#### Task goal
Where a line in the listing below contains the word "protection", copy that line.

#### Materials provided
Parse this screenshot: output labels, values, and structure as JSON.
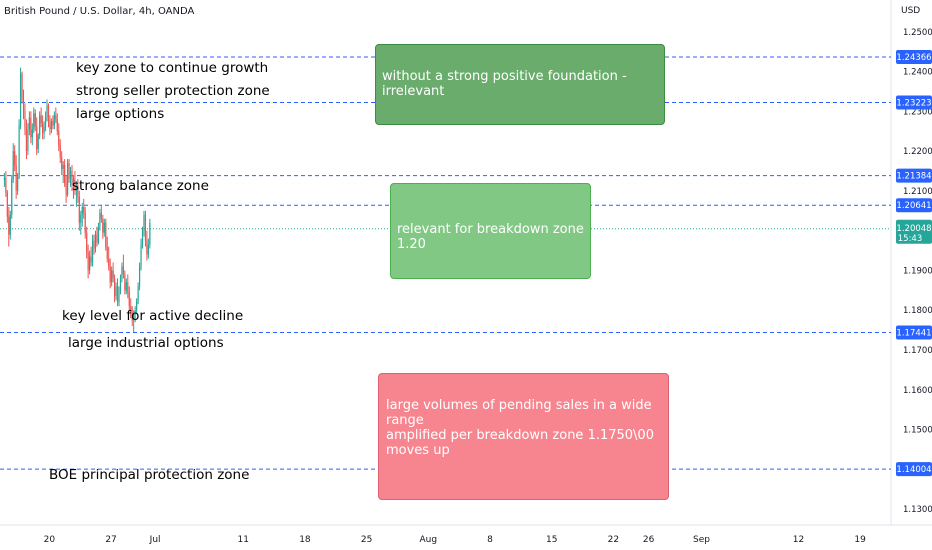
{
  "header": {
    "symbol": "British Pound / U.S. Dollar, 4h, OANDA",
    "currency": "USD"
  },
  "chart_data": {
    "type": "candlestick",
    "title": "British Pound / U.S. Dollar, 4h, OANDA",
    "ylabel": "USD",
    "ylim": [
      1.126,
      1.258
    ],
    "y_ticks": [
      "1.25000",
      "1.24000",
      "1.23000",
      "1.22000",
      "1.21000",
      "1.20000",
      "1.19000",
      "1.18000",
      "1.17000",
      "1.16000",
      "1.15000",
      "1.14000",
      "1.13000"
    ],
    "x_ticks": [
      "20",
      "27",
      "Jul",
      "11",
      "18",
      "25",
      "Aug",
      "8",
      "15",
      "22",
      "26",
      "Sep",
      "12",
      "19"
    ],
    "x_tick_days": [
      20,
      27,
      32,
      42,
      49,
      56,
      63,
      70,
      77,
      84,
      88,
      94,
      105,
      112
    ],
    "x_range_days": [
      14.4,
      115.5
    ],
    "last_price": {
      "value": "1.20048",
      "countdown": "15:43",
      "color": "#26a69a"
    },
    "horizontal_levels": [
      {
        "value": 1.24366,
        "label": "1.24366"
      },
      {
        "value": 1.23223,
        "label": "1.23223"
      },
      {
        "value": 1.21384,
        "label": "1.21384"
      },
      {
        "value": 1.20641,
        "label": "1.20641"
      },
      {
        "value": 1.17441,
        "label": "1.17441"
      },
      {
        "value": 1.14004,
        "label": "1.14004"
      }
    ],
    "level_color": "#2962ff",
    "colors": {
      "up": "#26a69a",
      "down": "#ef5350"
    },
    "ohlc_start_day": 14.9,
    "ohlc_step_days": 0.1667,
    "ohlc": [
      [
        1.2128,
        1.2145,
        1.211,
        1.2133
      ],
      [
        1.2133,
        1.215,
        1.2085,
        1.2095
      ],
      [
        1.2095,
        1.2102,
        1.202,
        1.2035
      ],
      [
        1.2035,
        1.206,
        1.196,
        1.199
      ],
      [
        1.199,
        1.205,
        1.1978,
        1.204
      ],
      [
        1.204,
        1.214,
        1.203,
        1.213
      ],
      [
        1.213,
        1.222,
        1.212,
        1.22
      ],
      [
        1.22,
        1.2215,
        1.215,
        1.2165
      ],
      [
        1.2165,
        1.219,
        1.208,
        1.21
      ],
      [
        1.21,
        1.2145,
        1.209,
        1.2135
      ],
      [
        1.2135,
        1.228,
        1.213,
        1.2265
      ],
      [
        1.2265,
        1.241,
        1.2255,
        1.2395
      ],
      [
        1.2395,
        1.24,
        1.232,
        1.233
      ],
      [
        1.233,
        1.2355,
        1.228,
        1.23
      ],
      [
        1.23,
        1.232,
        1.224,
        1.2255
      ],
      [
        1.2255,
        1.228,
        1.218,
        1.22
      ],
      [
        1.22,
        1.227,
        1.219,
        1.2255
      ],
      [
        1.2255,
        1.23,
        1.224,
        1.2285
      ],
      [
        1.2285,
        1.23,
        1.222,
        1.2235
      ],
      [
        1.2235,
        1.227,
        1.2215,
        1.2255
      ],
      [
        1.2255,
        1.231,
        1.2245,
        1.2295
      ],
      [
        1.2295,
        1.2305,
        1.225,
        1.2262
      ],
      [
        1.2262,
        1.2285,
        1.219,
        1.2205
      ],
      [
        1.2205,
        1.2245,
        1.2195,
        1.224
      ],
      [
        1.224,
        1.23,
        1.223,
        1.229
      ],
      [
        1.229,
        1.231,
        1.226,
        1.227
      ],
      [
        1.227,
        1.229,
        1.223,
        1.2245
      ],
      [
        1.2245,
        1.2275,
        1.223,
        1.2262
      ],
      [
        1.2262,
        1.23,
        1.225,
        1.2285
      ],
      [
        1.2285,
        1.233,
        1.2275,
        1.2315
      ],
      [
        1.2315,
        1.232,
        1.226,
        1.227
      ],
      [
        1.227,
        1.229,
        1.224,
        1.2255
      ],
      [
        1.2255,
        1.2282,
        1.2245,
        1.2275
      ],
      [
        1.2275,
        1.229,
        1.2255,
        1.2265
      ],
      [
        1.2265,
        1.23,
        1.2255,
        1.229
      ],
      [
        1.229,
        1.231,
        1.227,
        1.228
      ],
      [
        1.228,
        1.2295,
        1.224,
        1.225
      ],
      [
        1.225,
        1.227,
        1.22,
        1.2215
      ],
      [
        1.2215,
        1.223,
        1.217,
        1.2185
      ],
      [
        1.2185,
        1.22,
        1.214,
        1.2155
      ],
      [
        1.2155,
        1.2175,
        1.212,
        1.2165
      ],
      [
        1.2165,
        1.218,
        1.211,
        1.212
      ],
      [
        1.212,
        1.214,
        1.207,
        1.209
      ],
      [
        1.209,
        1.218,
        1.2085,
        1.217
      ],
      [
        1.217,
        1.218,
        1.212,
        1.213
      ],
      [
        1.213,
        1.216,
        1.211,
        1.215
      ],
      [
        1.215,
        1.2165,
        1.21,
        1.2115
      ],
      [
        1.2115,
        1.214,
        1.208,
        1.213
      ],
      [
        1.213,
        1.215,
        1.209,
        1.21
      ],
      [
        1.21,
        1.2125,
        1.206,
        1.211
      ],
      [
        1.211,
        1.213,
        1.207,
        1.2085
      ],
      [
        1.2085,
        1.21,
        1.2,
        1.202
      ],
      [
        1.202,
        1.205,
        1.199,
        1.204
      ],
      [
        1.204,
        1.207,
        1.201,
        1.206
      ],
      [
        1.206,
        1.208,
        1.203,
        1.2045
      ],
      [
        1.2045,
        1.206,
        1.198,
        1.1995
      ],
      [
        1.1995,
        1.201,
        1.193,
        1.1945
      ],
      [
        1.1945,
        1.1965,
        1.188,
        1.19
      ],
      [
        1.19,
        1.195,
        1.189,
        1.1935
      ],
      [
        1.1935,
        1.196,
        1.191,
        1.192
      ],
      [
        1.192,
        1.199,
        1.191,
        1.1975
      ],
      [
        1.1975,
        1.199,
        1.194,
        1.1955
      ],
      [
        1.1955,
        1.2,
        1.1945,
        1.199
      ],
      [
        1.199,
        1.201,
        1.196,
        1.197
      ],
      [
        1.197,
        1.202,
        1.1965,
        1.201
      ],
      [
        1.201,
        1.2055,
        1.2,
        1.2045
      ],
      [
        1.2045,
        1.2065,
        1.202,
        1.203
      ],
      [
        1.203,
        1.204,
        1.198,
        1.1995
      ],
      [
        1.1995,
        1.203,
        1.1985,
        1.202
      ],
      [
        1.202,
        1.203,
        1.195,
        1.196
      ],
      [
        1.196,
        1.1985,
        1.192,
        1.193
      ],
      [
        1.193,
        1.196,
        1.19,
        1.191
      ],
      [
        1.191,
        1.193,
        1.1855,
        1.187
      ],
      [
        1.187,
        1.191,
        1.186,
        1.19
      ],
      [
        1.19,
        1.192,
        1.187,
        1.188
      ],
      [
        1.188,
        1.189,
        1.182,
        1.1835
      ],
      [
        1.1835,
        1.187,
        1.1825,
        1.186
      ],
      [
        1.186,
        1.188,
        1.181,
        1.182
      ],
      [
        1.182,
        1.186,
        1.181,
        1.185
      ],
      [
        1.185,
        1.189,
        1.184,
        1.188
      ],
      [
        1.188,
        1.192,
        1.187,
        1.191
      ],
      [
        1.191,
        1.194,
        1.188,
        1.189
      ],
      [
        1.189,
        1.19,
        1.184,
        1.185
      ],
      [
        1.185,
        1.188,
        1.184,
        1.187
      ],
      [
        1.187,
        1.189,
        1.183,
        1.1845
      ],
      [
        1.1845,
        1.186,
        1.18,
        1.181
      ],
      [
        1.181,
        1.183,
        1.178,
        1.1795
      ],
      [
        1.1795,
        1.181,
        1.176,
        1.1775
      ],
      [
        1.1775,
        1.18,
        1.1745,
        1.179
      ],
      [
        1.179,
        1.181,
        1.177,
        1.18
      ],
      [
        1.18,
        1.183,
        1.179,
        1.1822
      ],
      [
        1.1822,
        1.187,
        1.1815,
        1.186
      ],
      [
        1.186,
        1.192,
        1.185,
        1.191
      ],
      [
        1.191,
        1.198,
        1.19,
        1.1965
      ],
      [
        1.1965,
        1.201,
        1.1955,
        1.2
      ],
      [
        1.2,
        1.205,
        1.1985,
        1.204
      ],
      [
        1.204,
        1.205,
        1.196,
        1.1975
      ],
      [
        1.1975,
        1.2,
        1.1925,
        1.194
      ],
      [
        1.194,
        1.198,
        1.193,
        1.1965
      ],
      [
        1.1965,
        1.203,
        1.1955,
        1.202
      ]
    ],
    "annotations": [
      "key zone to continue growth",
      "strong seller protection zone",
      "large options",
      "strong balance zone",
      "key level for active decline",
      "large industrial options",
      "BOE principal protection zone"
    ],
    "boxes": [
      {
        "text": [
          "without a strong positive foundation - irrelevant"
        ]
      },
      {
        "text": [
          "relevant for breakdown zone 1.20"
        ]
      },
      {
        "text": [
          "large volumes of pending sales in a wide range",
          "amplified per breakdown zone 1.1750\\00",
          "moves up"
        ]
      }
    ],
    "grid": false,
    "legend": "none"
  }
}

#### Output of the exercise
      "strong seller protection zone",
      "BOE principal protection zone"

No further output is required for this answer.